>> Begin

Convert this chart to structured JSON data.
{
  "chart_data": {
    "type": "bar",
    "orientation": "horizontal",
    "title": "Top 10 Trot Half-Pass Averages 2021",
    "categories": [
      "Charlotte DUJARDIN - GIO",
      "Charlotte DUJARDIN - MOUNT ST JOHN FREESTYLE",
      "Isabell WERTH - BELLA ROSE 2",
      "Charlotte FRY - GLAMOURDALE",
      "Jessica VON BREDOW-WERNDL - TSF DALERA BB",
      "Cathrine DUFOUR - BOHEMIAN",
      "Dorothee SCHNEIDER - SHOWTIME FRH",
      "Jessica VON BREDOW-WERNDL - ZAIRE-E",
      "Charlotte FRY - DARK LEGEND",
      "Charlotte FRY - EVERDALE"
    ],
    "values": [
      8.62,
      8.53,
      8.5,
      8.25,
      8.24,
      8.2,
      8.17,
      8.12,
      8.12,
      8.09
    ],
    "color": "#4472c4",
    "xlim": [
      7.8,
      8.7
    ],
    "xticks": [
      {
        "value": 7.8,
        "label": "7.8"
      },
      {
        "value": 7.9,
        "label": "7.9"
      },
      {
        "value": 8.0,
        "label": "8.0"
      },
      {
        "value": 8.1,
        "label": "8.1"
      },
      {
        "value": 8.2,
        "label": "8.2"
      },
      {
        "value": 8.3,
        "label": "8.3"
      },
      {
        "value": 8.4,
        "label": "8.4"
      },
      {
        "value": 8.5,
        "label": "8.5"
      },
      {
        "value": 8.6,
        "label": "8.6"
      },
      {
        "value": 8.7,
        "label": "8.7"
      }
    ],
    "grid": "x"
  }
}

>> End

What to do: Quote all of the entries verbatim.

Answer to the task:
Convert this chart to structured JSON data.
{
  "chart_data": {
    "type": "bar",
    "orientation": "horizontal",
    "title": "Top 10 Trot Half-Pass Averages 2021",
    "categories": [
      "Charlotte DUJARDIN - GIO",
      "Charlotte DUJARDIN - MOUNT ST JOHN FREESTYLE",
      "Isabell WERTH - BELLA ROSE 2",
      "Charlotte FRY - GLAMOURDALE",
      "Jessica VON BREDOW-WERNDL - TSF DALERA BB",
      "Cathrine DUFOUR - BOHEMIAN",
      "Dorothee SCHNEIDER - SHOWTIME FRH",
      "Jessica VON BREDOW-WERNDL - ZAIRE-E",
      "Charlotte FRY - DARK LEGEND",
      "Charlotte FRY - EVERDALE"
    ],
    "values": [
      8.62,
      8.53,
      8.5,
      8.25,
      8.24,
      8.2,
      8.17,
      8.12,
      8.12,
      8.09
    ],
    "color": "#4472c4",
    "xlim": [
      7.8,
      8.7
    ],
    "xticks": [
      {
        "value": 7.8,
        "label": "7.8"
      },
      {
        "value": 7.9,
        "label": "7.9"
      },
      {
        "value": 8.0,
        "label": "8.0"
      },
      {
        "value": 8.1,
        "label": "8.1"
      },
      {
        "value": 8.2,
        "label": "8.2"
      },
      {
        "value": 8.3,
        "label": "8.3"
      },
      {
        "value": 8.4,
        "label": "8.4"
      },
      {
        "value": 8.5,
        "label": "8.5"
      },
      {
        "value": 8.6,
        "label": "8.6"
      },
      {
        "value": 8.7,
        "label": "8.7"
      }
    ],
    "grid": "x"
  }
}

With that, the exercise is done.